What is expected: The entries below contain pictures. Retype everything except those pictures, exactly as given.

Material:
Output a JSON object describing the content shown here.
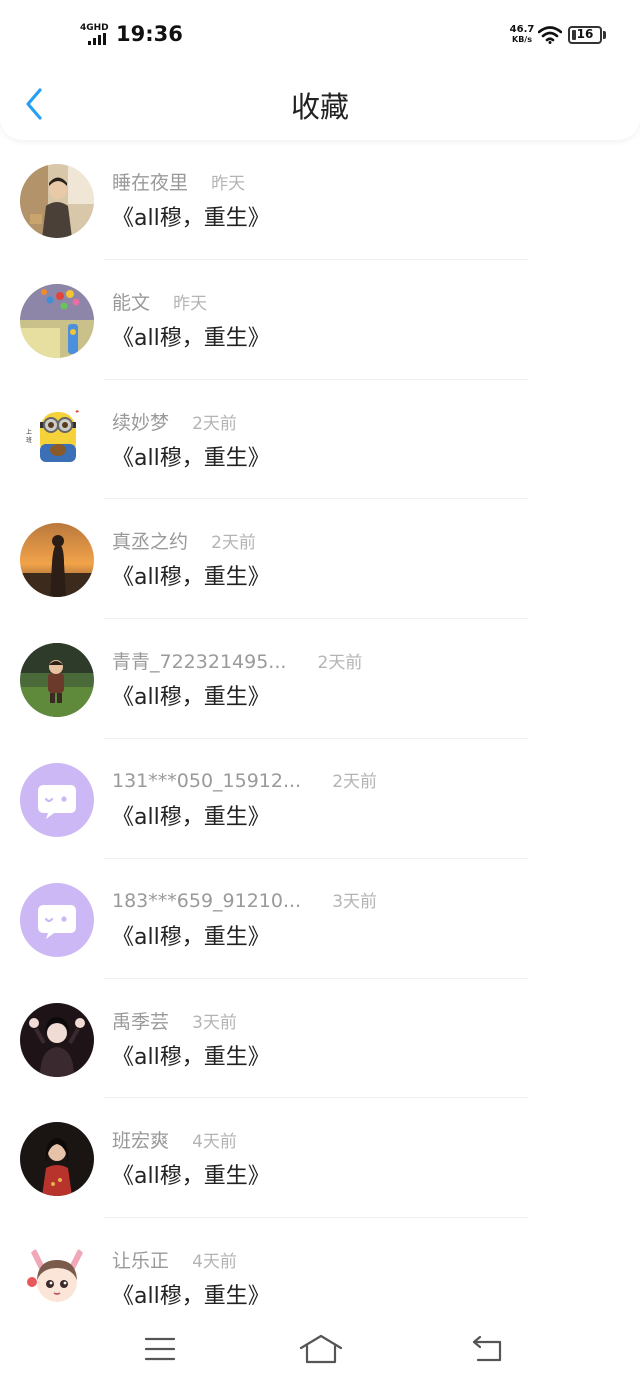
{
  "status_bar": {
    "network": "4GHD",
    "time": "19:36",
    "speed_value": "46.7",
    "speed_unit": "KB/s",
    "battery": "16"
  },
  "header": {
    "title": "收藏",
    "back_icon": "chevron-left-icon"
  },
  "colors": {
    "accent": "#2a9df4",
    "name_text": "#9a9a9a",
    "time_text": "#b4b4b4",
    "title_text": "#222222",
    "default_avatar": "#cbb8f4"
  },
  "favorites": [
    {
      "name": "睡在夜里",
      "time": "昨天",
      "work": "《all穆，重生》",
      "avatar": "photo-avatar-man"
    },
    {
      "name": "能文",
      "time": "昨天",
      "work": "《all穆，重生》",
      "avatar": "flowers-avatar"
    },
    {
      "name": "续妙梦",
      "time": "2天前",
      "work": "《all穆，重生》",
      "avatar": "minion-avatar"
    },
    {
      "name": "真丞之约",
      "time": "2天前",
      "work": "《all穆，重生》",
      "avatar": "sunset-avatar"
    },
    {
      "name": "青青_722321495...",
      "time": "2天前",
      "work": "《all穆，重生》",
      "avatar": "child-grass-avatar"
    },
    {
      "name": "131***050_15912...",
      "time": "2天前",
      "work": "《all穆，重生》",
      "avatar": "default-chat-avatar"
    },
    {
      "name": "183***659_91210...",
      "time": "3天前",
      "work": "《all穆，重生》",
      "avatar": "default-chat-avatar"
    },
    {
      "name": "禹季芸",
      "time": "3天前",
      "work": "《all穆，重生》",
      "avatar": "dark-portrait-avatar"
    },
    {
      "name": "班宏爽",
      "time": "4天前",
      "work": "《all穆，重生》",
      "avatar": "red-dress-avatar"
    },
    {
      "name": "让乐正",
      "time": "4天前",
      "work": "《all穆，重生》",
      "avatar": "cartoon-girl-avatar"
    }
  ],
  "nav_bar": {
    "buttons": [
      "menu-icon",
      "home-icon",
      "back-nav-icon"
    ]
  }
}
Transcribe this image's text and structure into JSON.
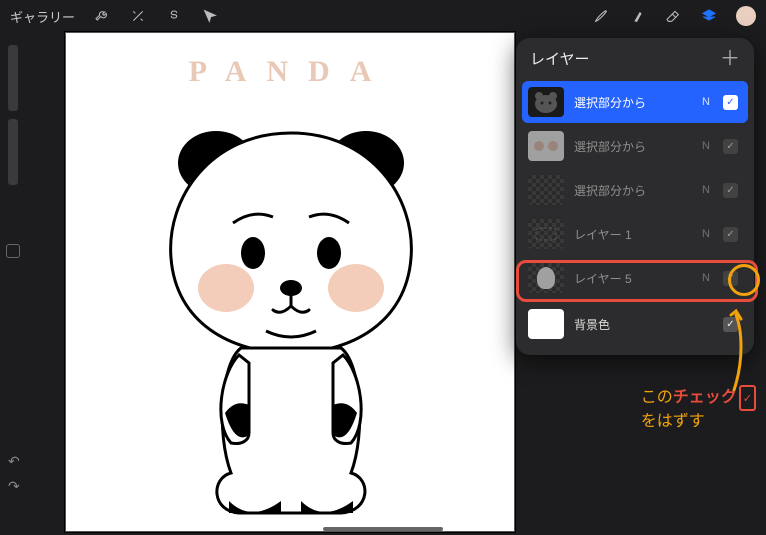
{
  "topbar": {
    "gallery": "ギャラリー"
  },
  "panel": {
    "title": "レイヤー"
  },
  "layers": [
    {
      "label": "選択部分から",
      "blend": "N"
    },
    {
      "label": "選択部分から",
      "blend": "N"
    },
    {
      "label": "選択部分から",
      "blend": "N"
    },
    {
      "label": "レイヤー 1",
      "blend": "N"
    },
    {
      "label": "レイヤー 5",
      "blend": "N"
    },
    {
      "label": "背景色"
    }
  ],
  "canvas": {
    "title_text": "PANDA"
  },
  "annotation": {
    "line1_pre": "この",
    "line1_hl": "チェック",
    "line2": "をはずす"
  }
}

Exercise solution:
Output a JSON object describing the content shown here.
{
  "status_bar": {
    "network": "4GHD",
    "time": "19:36",
    "speed_value": "46.7",
    "speed_unit": "KB/s",
    "battery": "16"
  },
  "header": {
    "title": "收藏",
    "back_icon": "chevron-left-icon"
  },
  "colors": {
    "accent": "#2a9df4",
    "name_text": "#9a9a9a",
    "time_text": "#b4b4b4",
    "title_text": "#222222",
    "default_avatar": "#cbb8f4"
  },
  "favorites": [
    {
      "name": "睡在夜里",
      "time": "昨天",
      "work": "《all穆，重生》",
      "avatar": "photo-avatar-man"
    },
    {
      "name": "能文",
      "time": "昨天",
      "work": "《all穆，重生》",
      "avatar": "flowers-avatar"
    },
    {
      "name": "续妙梦",
      "time": "2天前",
      "work": "《all穆，重生》",
      "avatar": "minion-avatar"
    },
    {
      "name": "真丞之约",
      "time": "2天前",
      "work": "《all穆，重生》",
      "avatar": "sunset-avatar"
    },
    {
      "name": "青青_722321495...",
      "time": "2天前",
      "work": "《all穆，重生》",
      "avatar": "child-grass-avatar"
    },
    {
      "name": "131***050_15912...",
      "time": "2天前",
      "work": "《all穆，重生》",
      "avatar": "default-chat-avatar"
    },
    {
      "name": "183***659_91210...",
      "time": "3天前",
      "work": "《all穆，重生》",
      "avatar": "default-chat-avatar"
    },
    {
      "name": "禹季芸",
      "time": "3天前",
      "work": "《all穆，重生》",
      "avatar": "dark-portrait-avatar"
    },
    {
      "name": "班宏爽",
      "time": "4天前",
      "work": "《all穆，重生》",
      "avatar": "red-dress-avatar"
    },
    {
      "name": "让乐正",
      "time": "4天前",
      "work": "《all穆，重生》",
      "avatar": "cartoon-girl-avatar"
    }
  ],
  "nav_bar": {
    "buttons": [
      "menu-icon",
      "home-icon",
      "back-nav-icon"
    ]
  }
}
Transcribe this image's text and structure into JSON.
{
  "topbar": {
    "gallery": "ギャラリー"
  },
  "panel": {
    "title": "レイヤー"
  },
  "layers": [
    {
      "label": "選択部分から",
      "blend": "N"
    },
    {
      "label": "選択部分から",
      "blend": "N"
    },
    {
      "label": "選択部分から",
      "blend": "N"
    },
    {
      "label": "レイヤー 1",
      "blend": "N"
    },
    {
      "label": "レイヤー 5",
      "blend": "N"
    },
    {
      "label": "背景色"
    }
  ],
  "canvas": {
    "title_text": "PANDA"
  },
  "annotation": {
    "line1_pre": "この",
    "line1_hl": "チェック",
    "line2": "をはずす"
  }
}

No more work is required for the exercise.